* ENUNCIADO *
Según el fragmento sobre la elección de Alckmin como candidato a vicepresidente, ¿en qué elecciones fue Alckmin rival de Lula?

* FRAGMENTO DEL TEXTO *

Pragmatismo electoral y político
La elección de Alckmin como candidato a vicepresidente es toda una declaración de principios por parte de Lula. El exgobernador de São Paulo, uno de los fundadores del centroderechista Partido de la Social Democracia Brasileña (PSDB), fue rival de Lula en las elecciones presidenciales de 2006. Más tarde abandonaría su formación, muy debilitada en los últimos años. Su fichaje supone para Lula una poderosa baza para pescar votos en el caladero de las clases medias de centroderecha (siempre recelosas del PT) y, al mismo tiempo, ganarse la confianza de los mercados con un compañero de viaje apreciado por el establishment financiero.
No es la primera vez que el PT promueve alianzas con el centroderecha. Alckmin ha prometido lealtad institucional, algo que no cumplió Michel Temer, el vicepresidente derechista que traicionó a Dilma y se sumó a la conspiración parlamentaria para destituirla y quedarse un par de años en el poder sin respaldo popular. El PT también ha precisado de pactos contra natura en el Congreso, donde pequeños partidos sin una ideología definida (el denominado Centrão) acaban siendo fundamentales para sacar adelante la agenda legislativa.

* DATOS DE ORIGEN *
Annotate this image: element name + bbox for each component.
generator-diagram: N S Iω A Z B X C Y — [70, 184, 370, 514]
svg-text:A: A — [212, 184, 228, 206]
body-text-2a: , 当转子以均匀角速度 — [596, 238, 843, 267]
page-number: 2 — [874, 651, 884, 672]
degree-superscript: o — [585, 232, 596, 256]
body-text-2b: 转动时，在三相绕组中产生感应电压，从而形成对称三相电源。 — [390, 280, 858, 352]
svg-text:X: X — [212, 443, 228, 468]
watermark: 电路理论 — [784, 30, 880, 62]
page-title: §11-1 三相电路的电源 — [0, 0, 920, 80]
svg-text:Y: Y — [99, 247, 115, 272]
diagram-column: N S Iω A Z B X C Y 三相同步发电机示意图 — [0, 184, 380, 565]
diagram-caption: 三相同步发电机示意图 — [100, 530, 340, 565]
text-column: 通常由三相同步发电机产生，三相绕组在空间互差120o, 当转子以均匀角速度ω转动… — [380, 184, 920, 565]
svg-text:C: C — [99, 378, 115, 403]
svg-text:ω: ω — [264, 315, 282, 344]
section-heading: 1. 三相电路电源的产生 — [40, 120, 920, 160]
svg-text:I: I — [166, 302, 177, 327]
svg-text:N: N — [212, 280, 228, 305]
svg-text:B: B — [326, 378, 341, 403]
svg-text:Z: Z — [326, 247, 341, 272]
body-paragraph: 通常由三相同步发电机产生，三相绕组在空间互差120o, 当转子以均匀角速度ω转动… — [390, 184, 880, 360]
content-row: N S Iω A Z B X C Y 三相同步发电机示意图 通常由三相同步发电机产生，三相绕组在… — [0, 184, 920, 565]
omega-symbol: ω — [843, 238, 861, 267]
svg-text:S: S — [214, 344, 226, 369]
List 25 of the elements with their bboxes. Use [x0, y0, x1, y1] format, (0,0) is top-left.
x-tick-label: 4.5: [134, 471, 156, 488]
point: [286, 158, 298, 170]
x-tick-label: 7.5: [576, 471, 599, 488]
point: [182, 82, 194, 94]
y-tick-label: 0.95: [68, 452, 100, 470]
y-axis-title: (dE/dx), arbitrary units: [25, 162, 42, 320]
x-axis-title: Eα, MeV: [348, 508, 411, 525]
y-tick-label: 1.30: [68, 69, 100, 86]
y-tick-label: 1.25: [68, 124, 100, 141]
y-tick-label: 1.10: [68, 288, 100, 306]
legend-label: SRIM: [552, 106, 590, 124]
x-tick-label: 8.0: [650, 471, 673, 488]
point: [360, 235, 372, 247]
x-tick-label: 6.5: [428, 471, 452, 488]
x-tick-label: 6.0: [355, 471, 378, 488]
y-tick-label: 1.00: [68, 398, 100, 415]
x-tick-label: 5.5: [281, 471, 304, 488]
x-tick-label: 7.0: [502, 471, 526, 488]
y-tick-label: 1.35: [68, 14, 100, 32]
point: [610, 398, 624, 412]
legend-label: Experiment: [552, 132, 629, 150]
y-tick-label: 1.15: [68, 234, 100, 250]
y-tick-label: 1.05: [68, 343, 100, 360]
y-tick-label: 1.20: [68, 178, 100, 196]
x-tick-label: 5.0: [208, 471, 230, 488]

* SOLUCIÓN *
En las elecciones presidenciales de 2006.